To be done
From the entries below, gather every line containing the string "type".

Listing
──────
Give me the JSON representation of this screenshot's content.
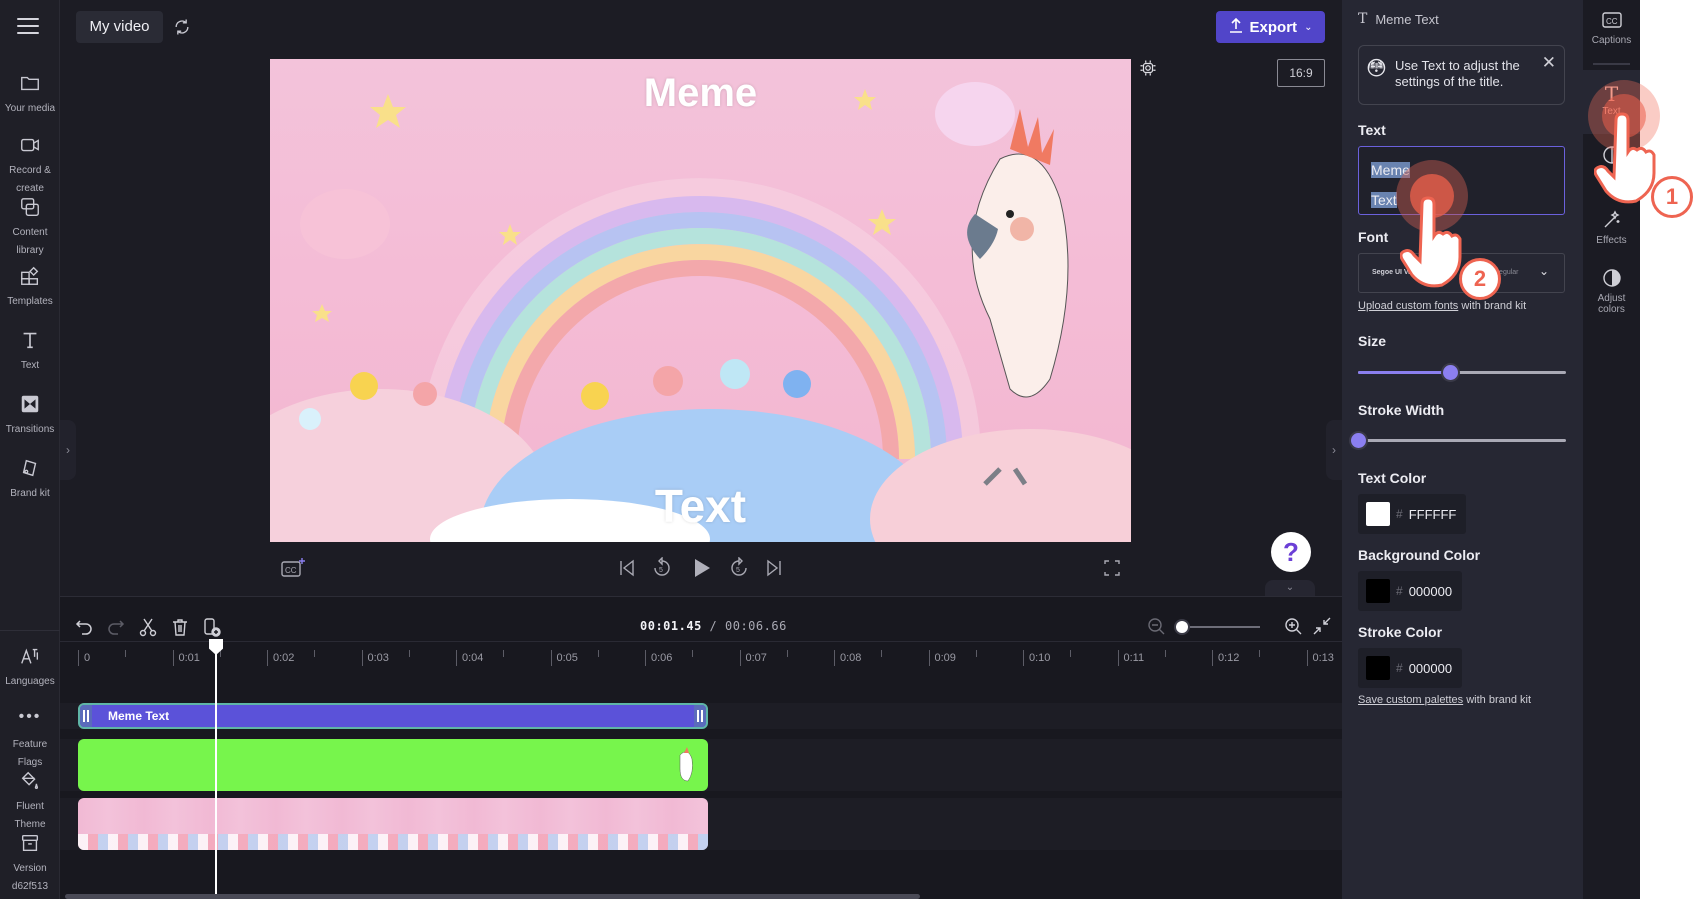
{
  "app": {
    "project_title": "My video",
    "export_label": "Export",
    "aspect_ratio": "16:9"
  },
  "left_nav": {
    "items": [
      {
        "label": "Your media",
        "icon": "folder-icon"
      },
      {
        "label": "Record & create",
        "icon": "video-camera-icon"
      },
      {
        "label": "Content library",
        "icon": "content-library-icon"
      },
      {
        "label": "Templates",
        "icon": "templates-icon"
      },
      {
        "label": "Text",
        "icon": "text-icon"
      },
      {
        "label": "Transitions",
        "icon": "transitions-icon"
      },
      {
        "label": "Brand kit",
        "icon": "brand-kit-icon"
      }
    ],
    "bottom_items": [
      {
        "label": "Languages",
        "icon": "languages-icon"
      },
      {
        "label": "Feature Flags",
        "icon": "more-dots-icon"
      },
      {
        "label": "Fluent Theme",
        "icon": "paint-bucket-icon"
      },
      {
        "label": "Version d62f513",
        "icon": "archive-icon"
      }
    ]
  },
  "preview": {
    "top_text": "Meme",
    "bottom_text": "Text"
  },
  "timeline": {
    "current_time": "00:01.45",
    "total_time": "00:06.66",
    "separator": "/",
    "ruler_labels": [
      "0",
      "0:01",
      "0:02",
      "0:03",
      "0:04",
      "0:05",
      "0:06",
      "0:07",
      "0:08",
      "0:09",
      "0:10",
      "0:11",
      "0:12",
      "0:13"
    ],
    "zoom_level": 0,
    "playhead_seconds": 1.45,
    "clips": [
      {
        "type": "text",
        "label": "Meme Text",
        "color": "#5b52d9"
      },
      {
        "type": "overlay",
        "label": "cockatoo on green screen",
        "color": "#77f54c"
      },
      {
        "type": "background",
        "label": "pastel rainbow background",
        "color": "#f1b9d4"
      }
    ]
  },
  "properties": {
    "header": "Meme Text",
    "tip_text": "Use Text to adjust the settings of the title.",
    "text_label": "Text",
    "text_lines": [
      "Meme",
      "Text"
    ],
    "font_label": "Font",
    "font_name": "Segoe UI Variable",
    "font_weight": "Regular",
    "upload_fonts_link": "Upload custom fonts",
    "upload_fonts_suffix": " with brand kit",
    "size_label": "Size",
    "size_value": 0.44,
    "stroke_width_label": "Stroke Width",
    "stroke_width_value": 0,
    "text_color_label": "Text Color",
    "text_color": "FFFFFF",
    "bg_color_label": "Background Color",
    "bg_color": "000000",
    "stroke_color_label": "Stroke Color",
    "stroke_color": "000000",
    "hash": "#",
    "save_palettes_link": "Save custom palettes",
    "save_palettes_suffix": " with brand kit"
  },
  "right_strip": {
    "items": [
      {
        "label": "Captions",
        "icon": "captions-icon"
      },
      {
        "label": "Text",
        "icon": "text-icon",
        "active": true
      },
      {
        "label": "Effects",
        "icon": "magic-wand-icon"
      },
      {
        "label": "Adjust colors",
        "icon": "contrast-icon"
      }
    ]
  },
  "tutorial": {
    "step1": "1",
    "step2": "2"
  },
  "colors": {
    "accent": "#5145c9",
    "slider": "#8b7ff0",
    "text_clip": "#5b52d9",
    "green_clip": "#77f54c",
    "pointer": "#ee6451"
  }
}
──────
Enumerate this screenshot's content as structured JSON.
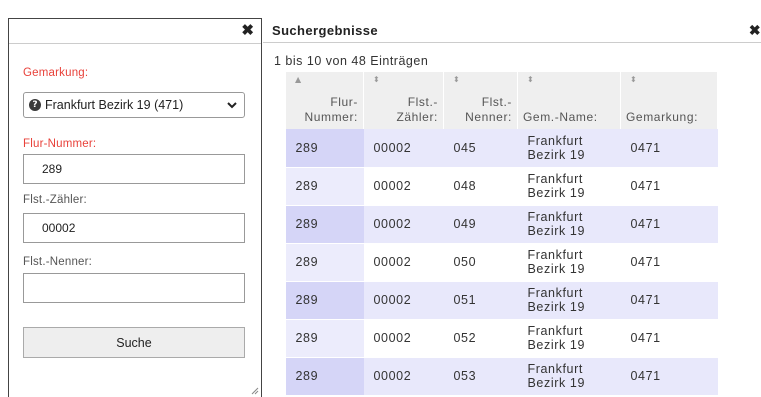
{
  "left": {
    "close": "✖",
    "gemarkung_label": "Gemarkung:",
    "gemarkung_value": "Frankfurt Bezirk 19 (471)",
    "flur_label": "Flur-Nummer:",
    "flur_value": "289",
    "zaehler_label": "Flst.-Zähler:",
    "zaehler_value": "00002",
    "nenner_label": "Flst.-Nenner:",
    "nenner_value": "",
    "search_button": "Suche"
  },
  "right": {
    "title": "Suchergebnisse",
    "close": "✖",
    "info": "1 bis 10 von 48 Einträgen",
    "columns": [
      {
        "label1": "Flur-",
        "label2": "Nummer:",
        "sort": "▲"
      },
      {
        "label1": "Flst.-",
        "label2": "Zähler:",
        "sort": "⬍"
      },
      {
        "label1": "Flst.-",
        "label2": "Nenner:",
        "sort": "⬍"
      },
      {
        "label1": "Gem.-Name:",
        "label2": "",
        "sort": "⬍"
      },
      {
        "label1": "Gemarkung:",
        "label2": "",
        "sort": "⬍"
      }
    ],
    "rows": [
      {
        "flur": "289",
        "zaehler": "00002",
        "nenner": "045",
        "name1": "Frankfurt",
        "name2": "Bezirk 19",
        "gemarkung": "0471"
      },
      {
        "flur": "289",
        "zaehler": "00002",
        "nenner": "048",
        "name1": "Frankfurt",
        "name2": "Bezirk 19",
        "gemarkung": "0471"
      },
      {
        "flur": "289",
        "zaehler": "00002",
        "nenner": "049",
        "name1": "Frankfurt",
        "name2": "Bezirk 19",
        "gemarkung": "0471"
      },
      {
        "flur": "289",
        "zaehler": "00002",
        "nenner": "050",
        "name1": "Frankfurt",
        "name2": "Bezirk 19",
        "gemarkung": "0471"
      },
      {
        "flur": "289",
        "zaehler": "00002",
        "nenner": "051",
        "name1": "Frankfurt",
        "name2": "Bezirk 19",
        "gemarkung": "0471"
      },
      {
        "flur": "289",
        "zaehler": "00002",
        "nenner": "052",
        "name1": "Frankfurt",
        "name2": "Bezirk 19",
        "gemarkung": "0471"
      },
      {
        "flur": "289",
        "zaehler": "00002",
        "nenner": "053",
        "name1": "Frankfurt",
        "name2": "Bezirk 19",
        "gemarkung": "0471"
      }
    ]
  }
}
──────
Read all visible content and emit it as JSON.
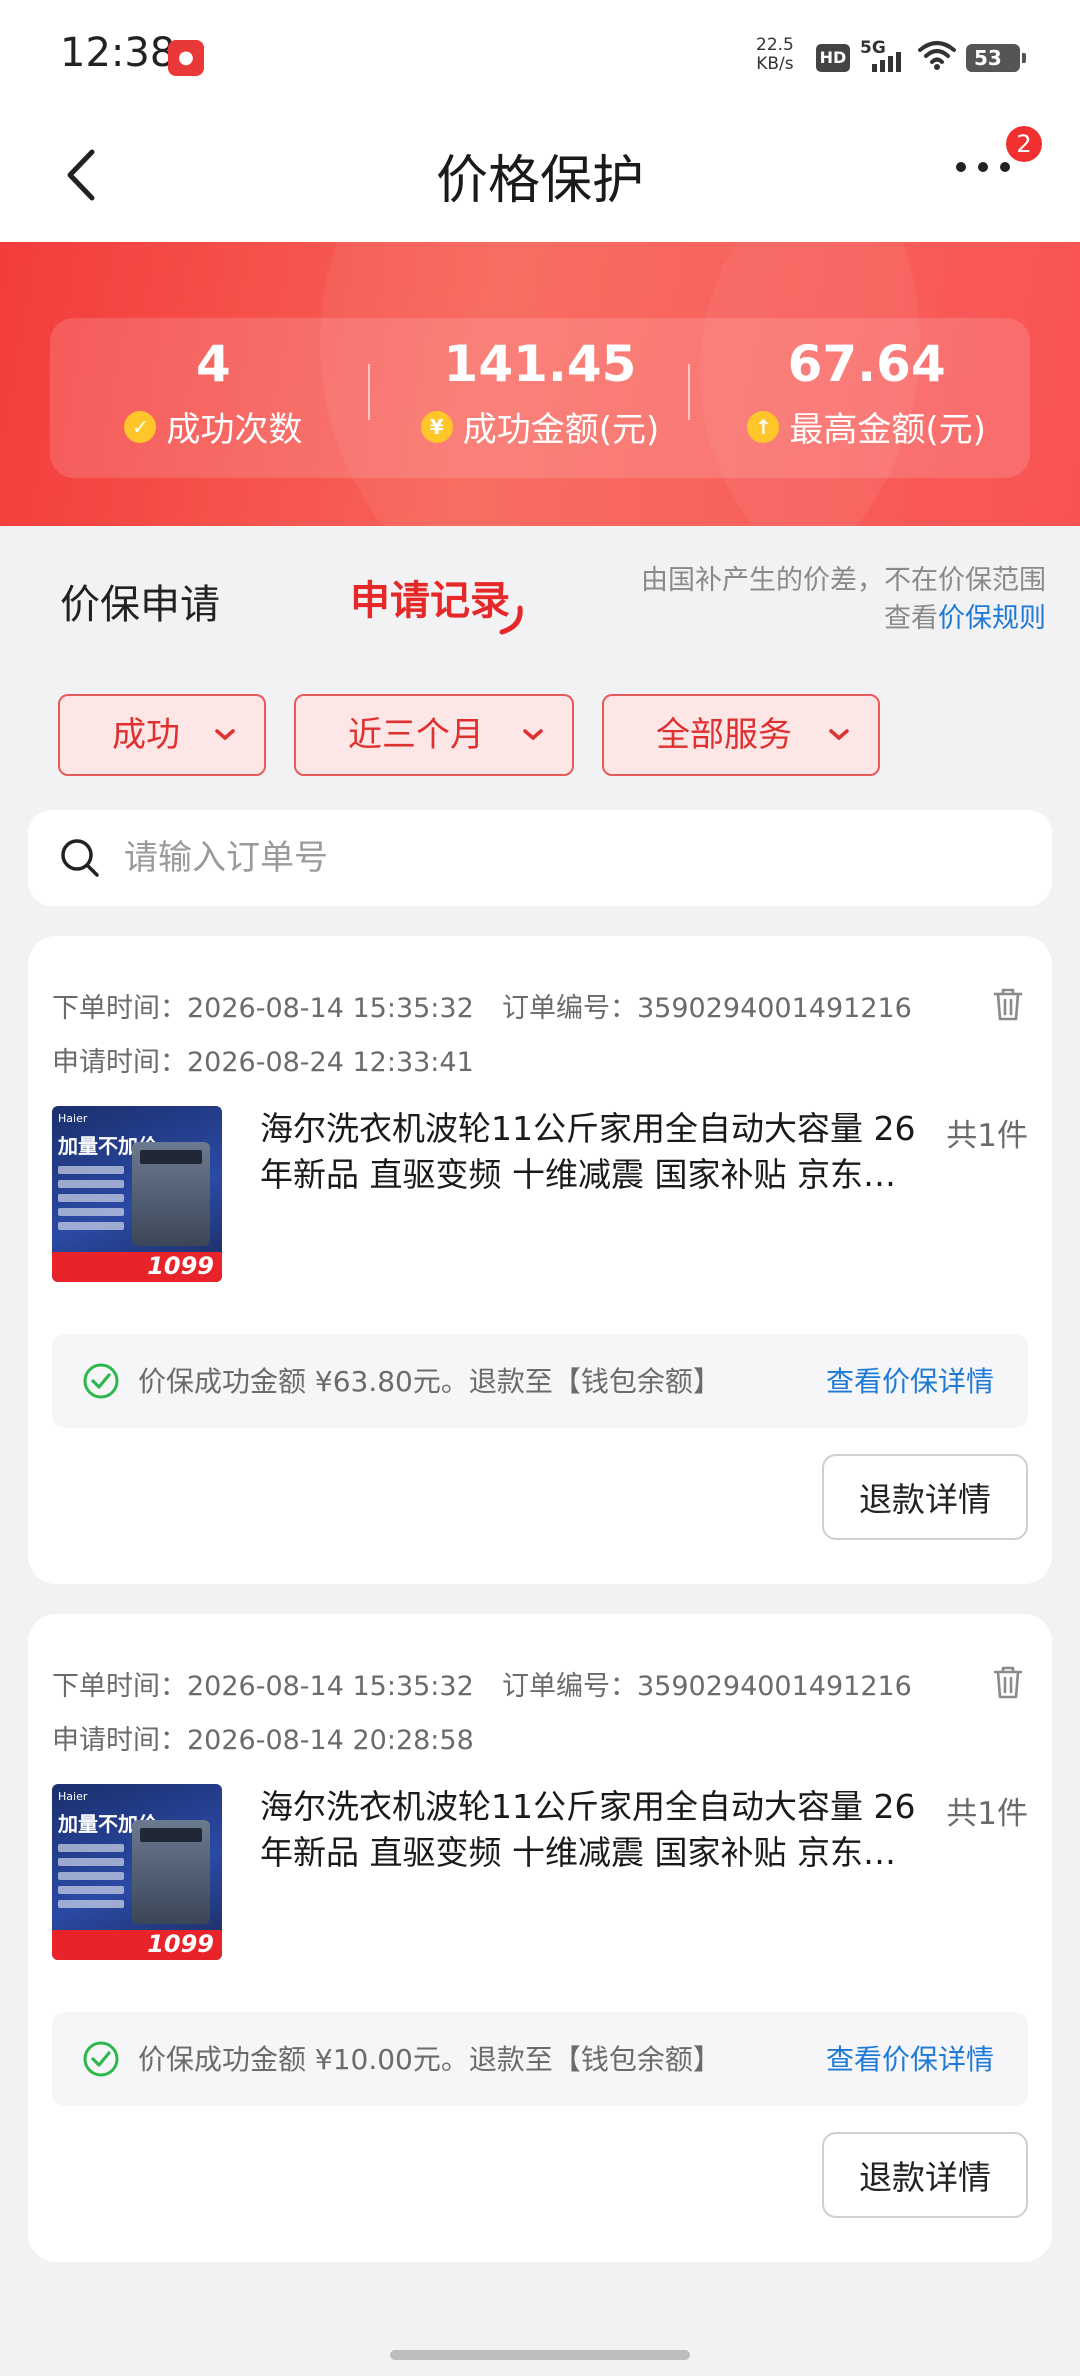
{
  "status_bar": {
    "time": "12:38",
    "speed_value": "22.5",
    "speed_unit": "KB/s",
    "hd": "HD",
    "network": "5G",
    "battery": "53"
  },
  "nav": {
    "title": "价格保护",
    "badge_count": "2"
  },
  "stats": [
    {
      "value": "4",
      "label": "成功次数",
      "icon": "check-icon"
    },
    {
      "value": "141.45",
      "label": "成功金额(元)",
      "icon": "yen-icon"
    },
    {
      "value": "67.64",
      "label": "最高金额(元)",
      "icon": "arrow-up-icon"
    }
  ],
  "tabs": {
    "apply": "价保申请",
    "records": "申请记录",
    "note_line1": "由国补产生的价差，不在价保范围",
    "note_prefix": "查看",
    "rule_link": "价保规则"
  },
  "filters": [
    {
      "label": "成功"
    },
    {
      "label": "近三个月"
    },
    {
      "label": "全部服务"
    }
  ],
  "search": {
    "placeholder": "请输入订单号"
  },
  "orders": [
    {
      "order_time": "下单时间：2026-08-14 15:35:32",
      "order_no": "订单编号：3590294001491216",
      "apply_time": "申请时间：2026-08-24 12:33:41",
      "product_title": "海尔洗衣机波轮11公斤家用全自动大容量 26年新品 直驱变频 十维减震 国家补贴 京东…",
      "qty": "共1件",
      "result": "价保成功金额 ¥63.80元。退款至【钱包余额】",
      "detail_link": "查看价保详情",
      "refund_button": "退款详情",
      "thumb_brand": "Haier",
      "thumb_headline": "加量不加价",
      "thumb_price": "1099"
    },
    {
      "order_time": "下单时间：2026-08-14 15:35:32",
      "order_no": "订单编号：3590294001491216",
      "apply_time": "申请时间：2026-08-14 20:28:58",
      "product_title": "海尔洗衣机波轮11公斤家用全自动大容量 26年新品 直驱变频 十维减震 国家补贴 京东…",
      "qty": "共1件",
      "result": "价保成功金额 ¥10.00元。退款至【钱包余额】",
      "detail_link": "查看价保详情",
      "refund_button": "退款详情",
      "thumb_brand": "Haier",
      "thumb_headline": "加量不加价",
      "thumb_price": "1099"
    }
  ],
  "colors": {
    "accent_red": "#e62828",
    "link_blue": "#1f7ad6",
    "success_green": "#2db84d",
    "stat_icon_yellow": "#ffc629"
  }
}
──────
Answer in full
        "type": "text",
        "type": "overlay",
        "type": "background",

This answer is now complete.